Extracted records
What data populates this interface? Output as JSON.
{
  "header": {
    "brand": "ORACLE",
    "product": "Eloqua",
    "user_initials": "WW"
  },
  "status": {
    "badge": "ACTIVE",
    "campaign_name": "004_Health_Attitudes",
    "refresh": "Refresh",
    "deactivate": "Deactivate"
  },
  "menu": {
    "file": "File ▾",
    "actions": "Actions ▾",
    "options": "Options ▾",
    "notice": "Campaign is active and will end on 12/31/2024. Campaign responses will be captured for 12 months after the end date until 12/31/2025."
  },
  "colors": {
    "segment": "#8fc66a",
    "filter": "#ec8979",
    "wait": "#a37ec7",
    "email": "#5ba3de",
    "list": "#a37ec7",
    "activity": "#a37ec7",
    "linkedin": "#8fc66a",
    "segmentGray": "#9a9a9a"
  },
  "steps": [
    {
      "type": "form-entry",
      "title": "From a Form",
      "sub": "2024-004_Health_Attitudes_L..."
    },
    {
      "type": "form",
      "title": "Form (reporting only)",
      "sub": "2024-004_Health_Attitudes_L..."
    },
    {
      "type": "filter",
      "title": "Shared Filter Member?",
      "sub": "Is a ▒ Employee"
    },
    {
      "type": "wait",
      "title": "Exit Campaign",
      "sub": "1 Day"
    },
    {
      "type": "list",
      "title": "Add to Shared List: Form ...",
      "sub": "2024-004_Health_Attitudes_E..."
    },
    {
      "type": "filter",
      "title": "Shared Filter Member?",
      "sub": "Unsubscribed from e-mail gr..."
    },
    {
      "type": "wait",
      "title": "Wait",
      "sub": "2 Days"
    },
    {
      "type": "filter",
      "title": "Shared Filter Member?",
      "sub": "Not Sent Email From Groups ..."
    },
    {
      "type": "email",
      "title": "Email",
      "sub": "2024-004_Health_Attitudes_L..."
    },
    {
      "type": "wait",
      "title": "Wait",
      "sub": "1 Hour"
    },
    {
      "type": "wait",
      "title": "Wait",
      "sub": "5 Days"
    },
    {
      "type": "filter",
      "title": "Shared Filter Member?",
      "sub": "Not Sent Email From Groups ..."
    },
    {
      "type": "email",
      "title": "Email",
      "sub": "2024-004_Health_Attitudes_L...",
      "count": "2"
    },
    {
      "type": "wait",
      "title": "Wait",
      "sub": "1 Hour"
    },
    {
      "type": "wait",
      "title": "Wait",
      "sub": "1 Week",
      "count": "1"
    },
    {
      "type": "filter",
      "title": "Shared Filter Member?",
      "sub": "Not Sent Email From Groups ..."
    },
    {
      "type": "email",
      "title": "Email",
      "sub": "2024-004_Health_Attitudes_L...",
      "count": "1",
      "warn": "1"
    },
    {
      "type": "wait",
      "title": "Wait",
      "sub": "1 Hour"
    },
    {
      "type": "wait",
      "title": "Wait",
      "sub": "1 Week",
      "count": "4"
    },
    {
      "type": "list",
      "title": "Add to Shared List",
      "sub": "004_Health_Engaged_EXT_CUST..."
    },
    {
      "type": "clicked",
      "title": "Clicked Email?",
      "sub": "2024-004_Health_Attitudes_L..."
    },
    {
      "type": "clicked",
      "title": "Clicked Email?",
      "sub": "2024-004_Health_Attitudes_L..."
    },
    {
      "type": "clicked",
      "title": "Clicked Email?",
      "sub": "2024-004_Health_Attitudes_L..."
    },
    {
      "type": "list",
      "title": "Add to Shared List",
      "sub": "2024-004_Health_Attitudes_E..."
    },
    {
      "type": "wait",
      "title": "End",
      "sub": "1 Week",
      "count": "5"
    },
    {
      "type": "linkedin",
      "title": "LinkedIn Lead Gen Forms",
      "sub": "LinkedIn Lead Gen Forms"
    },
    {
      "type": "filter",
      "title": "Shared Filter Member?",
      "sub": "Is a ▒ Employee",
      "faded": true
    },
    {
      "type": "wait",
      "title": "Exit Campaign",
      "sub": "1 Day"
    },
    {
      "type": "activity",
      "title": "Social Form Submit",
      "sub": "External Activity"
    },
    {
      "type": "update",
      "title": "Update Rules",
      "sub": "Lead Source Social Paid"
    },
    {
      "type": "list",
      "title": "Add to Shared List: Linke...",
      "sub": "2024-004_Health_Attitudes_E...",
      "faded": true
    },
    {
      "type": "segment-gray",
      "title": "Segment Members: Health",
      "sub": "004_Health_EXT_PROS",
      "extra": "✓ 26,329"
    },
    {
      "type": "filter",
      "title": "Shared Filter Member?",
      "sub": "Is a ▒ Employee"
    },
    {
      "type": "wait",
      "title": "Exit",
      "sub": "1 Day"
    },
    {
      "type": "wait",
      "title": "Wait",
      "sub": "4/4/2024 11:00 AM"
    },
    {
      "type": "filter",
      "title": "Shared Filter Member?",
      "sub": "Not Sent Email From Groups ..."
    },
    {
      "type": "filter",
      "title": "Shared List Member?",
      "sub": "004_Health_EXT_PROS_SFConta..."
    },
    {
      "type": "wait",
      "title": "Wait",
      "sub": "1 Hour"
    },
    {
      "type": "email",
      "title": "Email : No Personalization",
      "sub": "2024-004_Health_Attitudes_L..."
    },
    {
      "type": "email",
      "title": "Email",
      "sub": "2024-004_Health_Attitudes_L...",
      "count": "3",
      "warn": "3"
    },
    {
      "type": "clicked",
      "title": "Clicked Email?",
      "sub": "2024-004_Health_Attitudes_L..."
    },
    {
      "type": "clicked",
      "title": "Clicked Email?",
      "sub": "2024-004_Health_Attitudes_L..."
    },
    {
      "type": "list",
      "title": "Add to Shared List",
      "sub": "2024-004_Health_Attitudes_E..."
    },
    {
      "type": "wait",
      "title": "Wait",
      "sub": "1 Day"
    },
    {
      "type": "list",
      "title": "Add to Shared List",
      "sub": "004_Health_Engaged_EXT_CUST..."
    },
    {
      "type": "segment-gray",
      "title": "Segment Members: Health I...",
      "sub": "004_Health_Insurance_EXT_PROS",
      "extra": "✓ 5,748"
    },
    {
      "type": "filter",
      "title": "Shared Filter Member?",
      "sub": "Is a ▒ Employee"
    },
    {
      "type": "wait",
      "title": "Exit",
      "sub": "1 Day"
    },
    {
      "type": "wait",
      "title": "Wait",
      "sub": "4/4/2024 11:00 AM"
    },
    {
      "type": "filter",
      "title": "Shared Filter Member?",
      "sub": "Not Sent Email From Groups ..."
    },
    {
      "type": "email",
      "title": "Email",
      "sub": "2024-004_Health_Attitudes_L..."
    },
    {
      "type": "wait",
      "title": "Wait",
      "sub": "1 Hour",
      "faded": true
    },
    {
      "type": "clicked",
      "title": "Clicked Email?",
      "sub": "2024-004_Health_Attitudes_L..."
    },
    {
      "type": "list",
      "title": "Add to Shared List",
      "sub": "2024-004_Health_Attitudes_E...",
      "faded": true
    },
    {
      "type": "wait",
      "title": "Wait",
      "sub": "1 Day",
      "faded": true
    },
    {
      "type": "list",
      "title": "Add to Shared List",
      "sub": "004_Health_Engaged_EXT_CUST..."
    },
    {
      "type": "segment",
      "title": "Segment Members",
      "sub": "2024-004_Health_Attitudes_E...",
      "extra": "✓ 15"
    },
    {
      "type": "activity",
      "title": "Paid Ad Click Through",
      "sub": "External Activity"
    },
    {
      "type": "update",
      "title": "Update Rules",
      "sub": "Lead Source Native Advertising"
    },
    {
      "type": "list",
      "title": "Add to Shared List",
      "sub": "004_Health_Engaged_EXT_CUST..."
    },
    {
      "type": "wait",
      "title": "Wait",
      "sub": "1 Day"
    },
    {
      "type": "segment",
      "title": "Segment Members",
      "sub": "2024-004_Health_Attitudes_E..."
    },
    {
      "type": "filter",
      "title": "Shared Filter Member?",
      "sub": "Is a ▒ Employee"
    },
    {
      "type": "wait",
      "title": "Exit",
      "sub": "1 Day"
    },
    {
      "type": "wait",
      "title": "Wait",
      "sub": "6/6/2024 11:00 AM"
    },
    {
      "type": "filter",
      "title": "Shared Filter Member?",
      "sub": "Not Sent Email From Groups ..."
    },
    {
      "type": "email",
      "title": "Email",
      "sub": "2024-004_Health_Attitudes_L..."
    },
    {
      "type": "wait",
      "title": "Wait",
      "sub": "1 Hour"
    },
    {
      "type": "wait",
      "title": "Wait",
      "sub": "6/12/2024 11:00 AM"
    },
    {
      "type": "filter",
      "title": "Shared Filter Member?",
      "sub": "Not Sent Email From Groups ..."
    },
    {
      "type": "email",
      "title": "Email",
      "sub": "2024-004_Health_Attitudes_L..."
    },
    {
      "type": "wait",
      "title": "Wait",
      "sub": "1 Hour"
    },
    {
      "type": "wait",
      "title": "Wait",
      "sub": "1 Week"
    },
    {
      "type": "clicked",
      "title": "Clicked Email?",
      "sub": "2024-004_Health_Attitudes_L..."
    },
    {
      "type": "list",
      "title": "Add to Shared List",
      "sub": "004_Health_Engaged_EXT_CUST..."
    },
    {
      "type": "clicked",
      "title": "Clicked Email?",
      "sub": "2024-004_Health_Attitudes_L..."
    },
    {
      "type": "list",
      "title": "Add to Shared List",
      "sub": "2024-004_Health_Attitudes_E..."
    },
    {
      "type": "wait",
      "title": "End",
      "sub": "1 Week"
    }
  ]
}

Instructions to follow >>
Search the records for the word "Social" and copy every line where it occurs.

Output for this task >>
      "title": "Social Form Submit",
      "sub": "Lead Source Social Paid"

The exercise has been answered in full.